======== Record list ========

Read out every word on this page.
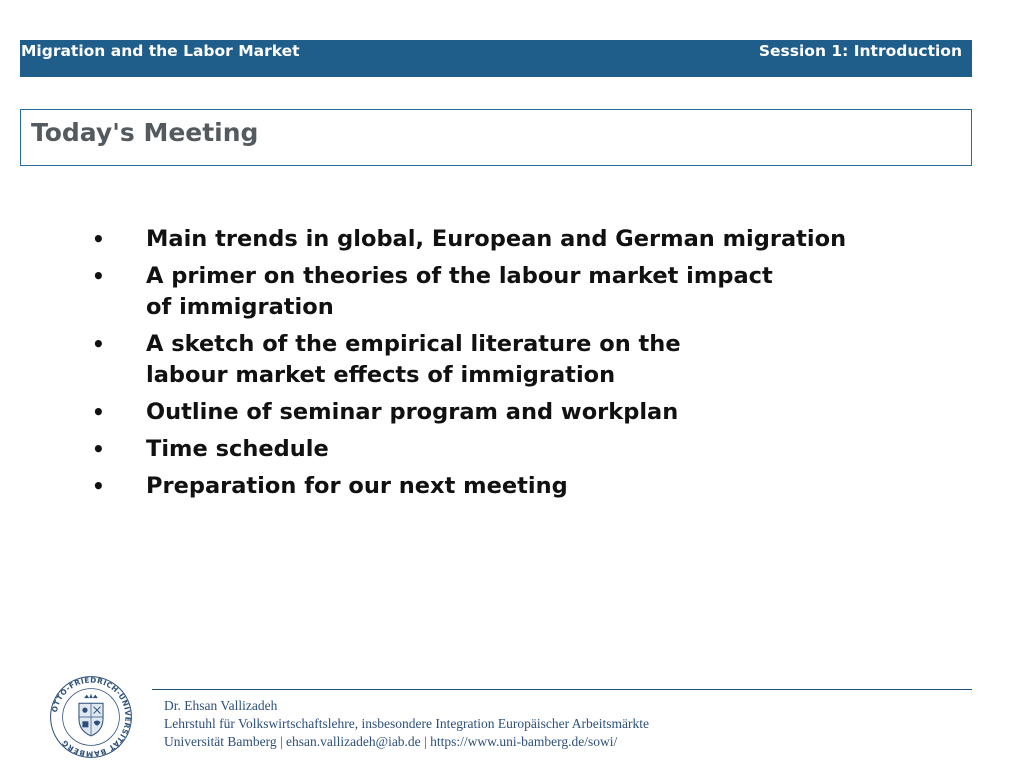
Migration and the Labor Market	Session 1: Introduction
Today's Meeting
•	Main trends in global, European and German migration
•	A primer on theories of the labour market impact
of immigration
•	A sketch of the empirical literature on the
labour market effects of immigration
•	Outline of seminar program and workplan
•	Time schedule
•	Preparation for our next meeting
OTTO-FRIEDRICH-UNIVERSITÄT BAMBERG
Dr. Ehsan Vallizadeh
Lehrstuhl für Volkswirtschaftslehre, insbesondere Integration Europäischer Arbeitsmärkte
Universität Bamberg | ehsan.vallizadeh@iab.de | https://www.uni-bamberg.de/sowi/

========

(Direction)
Quote the records in their entirety, keeping the wording exact and excluding pictures.

(Output below)
Read out every word on this page.
Migration and the Labor Market	Session 1: Introduction
Today's Meeting
•	Main trends in global, European and German migration
•	A primer on theories of the labour market impact
of immigration
•	A sketch of the empirical literature on the
labour market effects of immigration
•	Outline of seminar program and workplan
•	Time schedule
•	Preparation for our next meeting
OTTO-FRIEDRICH-UNIVERSITÄT BAMBERG
Dr. Ehsan Vallizadeh
Lehrstuhl für Volkswirtschaftslehre, insbesondere Integration Europäischer Arbeitsmärkte
Universität Bamberg | ehsan.vallizadeh@iab.de | https://www.uni-bamberg.de/sowi/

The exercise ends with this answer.